Go through the lines below. Copy those with "spread".

+++

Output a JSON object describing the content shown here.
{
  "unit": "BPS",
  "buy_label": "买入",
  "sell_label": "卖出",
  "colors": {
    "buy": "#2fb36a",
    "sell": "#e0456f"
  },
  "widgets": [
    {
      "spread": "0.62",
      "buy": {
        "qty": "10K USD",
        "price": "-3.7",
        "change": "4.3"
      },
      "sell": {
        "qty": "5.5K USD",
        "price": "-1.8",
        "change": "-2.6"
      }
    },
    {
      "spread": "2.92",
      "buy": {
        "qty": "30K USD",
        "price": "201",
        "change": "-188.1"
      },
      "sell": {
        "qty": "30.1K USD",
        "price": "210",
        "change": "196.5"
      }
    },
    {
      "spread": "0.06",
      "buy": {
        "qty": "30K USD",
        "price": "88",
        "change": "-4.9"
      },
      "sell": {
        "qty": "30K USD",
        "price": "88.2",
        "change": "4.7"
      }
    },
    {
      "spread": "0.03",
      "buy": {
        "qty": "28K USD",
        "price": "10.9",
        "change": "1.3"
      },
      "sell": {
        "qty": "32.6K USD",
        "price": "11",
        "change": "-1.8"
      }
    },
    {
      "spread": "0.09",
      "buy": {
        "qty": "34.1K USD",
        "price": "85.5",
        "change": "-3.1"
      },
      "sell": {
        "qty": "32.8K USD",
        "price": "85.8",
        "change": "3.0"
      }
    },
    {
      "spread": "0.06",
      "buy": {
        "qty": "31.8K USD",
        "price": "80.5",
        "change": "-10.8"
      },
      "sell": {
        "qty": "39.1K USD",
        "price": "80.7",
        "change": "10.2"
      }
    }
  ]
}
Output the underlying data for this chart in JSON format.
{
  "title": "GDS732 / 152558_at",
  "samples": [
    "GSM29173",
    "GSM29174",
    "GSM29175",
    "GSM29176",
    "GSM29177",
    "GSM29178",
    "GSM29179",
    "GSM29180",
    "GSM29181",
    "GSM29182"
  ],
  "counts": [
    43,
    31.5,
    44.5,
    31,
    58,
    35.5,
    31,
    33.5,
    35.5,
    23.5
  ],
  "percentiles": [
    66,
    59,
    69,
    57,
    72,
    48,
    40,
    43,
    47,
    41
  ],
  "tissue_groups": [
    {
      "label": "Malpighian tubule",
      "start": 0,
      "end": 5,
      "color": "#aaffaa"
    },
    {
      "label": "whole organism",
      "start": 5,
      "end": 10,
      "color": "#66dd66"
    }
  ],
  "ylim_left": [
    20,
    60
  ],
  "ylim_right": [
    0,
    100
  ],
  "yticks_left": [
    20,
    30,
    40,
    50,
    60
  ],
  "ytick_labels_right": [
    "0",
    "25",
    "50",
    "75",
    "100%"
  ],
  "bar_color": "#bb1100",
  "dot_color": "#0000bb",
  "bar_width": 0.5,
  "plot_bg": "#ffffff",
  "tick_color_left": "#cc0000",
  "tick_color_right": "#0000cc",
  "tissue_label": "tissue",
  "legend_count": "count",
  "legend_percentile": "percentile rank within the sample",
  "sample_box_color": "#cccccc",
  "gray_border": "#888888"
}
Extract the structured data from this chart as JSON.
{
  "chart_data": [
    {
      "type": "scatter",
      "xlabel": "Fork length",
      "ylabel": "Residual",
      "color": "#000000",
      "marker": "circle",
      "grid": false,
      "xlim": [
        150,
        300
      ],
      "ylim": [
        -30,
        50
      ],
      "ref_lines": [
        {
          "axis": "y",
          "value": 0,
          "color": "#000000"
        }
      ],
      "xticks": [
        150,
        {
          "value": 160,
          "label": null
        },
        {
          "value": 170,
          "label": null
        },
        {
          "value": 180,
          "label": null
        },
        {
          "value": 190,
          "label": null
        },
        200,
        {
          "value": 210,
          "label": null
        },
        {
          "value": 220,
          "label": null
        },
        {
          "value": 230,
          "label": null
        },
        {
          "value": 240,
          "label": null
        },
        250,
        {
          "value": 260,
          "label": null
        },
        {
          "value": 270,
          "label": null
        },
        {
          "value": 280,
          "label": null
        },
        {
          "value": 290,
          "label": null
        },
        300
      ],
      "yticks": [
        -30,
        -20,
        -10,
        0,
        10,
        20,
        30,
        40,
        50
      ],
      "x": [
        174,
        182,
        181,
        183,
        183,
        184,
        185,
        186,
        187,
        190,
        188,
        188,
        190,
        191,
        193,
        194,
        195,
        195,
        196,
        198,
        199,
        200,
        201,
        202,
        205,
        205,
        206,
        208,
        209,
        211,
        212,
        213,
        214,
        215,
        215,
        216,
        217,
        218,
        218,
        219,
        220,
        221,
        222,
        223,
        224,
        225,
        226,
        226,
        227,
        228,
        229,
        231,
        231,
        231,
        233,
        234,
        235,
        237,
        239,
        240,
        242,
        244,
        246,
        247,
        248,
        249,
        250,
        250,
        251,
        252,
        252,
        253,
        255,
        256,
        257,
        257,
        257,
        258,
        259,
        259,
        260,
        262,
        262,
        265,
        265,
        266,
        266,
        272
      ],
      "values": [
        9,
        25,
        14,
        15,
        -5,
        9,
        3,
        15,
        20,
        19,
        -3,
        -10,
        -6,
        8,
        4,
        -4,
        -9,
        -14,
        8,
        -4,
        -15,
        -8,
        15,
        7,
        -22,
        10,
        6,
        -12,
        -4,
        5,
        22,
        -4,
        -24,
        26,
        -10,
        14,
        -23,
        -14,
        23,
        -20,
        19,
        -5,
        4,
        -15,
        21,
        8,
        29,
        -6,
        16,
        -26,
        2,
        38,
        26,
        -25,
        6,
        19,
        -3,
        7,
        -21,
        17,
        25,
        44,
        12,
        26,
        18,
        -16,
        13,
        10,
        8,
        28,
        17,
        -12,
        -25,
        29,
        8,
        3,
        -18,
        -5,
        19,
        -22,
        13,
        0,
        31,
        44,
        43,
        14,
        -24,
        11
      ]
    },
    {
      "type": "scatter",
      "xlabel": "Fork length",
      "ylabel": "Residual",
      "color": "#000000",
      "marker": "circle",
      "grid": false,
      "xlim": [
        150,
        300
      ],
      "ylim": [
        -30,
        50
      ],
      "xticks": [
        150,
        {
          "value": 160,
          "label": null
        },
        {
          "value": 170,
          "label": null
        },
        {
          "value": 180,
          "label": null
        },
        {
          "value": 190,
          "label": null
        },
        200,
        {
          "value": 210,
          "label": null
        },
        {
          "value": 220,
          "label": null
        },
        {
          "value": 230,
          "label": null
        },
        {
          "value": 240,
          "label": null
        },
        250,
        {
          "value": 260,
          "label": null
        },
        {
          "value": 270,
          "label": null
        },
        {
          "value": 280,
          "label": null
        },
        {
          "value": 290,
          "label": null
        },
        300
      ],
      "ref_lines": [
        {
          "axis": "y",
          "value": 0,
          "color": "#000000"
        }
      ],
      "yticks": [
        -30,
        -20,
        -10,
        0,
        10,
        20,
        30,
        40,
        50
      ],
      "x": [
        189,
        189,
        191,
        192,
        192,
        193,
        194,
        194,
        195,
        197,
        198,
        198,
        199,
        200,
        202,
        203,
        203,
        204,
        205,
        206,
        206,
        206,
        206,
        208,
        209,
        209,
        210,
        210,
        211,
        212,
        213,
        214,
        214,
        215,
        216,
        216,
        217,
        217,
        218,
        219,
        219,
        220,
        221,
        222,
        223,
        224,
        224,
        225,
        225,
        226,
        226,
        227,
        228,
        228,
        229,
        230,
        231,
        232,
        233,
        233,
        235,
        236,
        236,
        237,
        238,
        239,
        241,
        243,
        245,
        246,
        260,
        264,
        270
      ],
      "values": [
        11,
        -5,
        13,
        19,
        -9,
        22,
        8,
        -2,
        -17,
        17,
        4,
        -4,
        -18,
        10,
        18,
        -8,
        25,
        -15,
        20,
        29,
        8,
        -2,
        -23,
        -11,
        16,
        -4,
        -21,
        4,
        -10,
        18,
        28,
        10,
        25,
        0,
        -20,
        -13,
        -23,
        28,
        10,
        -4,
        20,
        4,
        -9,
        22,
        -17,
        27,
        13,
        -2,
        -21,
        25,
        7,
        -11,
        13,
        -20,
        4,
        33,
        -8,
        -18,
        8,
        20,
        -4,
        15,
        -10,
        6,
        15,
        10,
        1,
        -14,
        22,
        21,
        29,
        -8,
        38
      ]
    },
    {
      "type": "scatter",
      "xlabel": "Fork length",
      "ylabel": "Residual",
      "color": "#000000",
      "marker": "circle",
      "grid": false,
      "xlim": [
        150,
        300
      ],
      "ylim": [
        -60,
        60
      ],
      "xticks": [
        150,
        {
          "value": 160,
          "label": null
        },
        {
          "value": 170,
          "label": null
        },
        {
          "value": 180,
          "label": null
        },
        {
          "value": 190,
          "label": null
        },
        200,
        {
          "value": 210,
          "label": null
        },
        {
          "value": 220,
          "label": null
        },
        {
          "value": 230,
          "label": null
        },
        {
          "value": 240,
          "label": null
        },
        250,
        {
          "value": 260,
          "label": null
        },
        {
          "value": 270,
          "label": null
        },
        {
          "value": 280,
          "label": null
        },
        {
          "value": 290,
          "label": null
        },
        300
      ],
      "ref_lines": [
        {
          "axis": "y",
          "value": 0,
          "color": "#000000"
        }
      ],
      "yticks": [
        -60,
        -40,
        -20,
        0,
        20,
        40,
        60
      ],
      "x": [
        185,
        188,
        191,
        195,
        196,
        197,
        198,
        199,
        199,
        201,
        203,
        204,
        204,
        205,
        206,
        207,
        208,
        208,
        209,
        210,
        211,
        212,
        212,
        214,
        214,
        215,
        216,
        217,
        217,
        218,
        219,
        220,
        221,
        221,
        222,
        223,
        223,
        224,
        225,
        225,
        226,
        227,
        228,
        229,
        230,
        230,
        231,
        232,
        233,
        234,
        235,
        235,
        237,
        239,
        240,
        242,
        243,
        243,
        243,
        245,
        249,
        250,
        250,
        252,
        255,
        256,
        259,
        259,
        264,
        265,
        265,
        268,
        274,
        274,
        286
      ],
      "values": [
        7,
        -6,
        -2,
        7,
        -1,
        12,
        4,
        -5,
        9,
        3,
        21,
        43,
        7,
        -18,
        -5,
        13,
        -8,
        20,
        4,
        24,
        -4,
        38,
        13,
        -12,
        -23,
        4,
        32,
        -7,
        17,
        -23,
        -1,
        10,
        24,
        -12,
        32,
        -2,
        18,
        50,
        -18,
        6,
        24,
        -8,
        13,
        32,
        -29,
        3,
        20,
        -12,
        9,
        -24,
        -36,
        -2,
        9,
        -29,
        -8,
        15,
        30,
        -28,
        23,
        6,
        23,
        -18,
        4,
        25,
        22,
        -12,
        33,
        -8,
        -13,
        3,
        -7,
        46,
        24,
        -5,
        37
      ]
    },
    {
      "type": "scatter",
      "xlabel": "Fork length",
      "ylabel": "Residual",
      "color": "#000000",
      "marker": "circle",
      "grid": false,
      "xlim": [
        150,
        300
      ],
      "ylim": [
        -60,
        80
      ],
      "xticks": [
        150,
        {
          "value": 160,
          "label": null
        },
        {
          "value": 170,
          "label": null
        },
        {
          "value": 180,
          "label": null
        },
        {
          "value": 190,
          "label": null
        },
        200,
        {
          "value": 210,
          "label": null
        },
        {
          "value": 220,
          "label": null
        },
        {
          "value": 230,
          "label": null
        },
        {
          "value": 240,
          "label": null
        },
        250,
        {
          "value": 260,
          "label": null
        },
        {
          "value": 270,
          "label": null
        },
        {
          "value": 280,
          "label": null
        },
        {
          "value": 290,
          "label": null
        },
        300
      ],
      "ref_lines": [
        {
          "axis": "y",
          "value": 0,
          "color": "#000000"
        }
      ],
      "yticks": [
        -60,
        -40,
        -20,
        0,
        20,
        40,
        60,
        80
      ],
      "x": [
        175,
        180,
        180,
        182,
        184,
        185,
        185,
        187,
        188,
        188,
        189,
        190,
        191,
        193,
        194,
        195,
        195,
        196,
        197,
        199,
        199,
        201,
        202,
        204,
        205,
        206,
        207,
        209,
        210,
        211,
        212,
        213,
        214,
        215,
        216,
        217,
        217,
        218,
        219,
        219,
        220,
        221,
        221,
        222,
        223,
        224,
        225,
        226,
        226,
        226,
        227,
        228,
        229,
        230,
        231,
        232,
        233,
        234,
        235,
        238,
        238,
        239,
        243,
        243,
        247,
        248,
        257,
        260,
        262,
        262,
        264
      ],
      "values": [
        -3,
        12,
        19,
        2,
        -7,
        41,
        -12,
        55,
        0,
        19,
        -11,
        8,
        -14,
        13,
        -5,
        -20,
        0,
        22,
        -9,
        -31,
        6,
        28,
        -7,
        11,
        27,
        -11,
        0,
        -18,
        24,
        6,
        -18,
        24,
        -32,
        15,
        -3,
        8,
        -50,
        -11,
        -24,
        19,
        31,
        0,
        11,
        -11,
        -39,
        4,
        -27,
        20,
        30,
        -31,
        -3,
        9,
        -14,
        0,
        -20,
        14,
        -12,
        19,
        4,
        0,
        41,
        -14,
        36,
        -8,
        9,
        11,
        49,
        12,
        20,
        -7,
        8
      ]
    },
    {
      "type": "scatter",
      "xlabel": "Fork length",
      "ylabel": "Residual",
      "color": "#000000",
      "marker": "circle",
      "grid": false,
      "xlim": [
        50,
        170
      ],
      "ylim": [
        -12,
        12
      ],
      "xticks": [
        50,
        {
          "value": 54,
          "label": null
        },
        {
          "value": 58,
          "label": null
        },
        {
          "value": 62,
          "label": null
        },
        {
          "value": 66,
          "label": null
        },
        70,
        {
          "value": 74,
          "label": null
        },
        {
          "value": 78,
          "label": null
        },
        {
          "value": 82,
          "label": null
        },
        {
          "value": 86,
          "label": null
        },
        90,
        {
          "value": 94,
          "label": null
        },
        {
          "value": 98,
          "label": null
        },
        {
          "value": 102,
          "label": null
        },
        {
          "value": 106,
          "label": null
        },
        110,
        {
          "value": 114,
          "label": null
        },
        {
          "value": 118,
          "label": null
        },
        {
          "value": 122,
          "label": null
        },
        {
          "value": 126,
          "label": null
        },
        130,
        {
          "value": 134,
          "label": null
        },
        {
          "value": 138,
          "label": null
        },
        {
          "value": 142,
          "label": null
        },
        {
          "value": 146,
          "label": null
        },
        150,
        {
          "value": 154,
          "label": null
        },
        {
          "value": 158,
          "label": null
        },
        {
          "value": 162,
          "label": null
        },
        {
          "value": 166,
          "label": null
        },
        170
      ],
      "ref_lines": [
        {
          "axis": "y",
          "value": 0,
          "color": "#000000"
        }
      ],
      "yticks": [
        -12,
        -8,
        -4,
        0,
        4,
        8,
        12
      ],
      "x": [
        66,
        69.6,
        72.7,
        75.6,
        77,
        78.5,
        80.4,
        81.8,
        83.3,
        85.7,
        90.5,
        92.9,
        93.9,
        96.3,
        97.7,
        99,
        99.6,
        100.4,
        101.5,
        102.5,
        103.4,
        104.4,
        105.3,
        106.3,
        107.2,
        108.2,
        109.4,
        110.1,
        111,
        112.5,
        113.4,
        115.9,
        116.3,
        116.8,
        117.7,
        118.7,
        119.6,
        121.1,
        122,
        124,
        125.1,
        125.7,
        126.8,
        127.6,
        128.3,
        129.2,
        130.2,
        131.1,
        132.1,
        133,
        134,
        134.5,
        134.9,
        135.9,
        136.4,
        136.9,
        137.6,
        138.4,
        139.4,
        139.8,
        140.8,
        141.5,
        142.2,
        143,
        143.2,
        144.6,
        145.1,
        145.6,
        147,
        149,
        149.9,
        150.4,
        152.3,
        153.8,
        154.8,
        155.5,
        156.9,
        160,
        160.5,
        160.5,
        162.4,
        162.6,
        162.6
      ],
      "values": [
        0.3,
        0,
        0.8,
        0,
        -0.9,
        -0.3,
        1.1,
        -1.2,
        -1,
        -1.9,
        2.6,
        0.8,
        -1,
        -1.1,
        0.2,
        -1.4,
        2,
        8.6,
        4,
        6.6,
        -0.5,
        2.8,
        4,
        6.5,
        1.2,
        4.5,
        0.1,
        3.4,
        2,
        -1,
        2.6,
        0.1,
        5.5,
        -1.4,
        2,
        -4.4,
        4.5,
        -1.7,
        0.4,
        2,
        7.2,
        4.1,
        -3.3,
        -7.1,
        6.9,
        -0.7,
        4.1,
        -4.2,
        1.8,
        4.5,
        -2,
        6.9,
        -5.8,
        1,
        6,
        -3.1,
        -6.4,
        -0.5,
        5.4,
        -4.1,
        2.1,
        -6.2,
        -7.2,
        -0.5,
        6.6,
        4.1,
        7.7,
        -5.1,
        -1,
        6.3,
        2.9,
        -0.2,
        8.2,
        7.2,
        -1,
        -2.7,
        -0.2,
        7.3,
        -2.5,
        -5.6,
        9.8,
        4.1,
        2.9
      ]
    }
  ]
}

+++

▶ [Answer for this exercise]
      "spread": "0.62",
      "spread": "2.92",
      "spread": "0.06",
      "spread": "0.03",
      "spread": "0.09",
      "spread": "0.06",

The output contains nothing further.